---------- FRAGMENTO SELECCIONADO

En una dramática definición disputada en el estadio La Cartuja de Sevilla, la Real Sociedad logró su tercer título de la Copa del Rey al superar por 4-3 en la tanda de penales al Atlético de Madrid, luego de igualar 2-2 en los 120 minutos de juego.
El encuentro arrancó con una intensidad histórica: a los 14 segundos, Ander Barrenetxea abrió el marcador con un cabezazo, anotando el gol más rápido en la historia de las finales del torneo. La respuesta colchonera llegó a los 18 minutos mediante un ajustado zurdazo del nigeriano Ademola Lookman. Antes del descanso, Mikel Oyarzábal devolvió la ventaja a los vascos (45') ejecutando un penal tras una falta del portero Juan Musso.

--------------------
---------- DATOS PARA REVISIÓN

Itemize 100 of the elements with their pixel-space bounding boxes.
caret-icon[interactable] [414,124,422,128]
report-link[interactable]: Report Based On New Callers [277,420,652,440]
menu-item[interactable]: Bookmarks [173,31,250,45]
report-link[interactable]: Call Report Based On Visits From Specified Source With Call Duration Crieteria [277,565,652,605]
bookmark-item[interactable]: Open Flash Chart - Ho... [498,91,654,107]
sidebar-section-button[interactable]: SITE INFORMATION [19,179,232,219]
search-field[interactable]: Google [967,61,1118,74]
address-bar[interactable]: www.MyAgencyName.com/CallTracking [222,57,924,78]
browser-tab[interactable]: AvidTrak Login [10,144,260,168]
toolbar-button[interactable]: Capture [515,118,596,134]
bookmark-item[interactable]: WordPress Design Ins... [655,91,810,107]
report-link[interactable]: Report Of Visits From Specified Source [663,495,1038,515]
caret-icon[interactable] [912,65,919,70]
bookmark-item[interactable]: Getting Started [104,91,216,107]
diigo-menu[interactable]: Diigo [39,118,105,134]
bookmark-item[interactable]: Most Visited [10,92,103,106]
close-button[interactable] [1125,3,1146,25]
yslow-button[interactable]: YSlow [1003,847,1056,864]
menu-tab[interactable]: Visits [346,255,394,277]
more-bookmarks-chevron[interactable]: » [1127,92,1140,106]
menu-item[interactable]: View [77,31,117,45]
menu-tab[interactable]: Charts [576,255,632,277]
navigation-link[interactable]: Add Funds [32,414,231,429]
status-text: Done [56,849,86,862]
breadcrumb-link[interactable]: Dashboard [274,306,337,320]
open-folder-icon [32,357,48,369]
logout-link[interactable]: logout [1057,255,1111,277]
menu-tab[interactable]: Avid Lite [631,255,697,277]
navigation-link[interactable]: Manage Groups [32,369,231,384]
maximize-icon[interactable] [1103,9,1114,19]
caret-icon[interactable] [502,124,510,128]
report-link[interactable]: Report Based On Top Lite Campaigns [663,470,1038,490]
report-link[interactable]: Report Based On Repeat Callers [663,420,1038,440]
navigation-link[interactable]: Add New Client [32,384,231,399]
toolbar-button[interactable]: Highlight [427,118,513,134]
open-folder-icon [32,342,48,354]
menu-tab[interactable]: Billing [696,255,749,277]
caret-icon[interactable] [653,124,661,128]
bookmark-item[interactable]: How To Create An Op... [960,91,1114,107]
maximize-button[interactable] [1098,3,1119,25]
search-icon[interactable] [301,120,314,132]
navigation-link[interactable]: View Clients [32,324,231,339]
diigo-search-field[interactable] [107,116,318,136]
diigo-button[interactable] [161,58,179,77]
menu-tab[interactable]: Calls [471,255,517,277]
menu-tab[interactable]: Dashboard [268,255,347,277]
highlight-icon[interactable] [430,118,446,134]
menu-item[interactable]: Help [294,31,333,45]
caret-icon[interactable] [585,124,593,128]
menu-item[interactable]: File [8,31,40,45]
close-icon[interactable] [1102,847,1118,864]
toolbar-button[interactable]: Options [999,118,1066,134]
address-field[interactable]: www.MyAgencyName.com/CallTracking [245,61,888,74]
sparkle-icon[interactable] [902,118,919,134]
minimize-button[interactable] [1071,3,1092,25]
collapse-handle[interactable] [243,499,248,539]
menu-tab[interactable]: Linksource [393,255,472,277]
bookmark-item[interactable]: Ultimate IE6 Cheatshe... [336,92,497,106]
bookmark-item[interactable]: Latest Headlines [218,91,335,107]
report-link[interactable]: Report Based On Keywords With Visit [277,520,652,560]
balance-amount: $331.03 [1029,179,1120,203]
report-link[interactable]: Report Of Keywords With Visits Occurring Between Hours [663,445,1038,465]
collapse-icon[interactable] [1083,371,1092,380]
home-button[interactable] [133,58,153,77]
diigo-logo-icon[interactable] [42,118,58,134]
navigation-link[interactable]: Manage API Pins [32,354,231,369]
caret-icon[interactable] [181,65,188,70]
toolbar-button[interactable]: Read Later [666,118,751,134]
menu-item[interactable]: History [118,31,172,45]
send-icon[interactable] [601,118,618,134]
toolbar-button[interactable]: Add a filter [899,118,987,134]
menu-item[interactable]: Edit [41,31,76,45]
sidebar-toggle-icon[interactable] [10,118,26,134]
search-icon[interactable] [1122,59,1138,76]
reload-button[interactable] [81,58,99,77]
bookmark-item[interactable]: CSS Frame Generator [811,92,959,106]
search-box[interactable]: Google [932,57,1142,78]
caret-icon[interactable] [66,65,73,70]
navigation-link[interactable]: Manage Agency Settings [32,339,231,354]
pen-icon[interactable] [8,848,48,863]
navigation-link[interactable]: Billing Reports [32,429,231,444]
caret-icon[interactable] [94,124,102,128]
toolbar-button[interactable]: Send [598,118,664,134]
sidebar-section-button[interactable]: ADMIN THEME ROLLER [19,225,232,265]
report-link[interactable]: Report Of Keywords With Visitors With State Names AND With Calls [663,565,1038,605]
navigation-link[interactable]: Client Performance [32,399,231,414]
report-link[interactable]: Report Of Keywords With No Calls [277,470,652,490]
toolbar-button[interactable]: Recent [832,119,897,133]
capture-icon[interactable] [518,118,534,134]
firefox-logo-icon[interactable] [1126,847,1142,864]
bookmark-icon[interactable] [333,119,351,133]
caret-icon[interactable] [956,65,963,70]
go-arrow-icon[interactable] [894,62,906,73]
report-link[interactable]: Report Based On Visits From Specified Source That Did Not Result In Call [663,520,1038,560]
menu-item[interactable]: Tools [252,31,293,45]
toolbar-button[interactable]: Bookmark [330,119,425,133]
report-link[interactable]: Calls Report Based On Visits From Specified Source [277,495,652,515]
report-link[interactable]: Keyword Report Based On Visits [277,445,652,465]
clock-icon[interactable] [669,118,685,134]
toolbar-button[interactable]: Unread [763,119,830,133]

--------------------

■ LISTA DE TAREAS:
A - En el texto sobre la final de la Copa del Rey, ¿en qué minuto marcó Ademola Lookman para el Atlético de Madrid?
B - Prosigue el texto sobre la final de la Copa del Rey a partir de su última oración.

■ RESULTADOS DE TAREAS:
A - A los 18 minutos.

B -
En el segundo tiempo, el equipo dirigido por Diego Simeone tomó el control del balón y, a los 83 minutos, el argentino Julián Álvarez marcó un golazo para forzar el alargue.
Sin diferencias en el tiempo extra, la final se decidió desde los doce pasos. La Real Sociedad fue más efectiva y aprovechó los fallos de Sorloth y Julián Álvarez.
Fue el joven Pablo Marín quien anotó el penal definitivo que desató el festejo vasco, otorgándole al club su primer trofeo en esta competición desde el año 2020.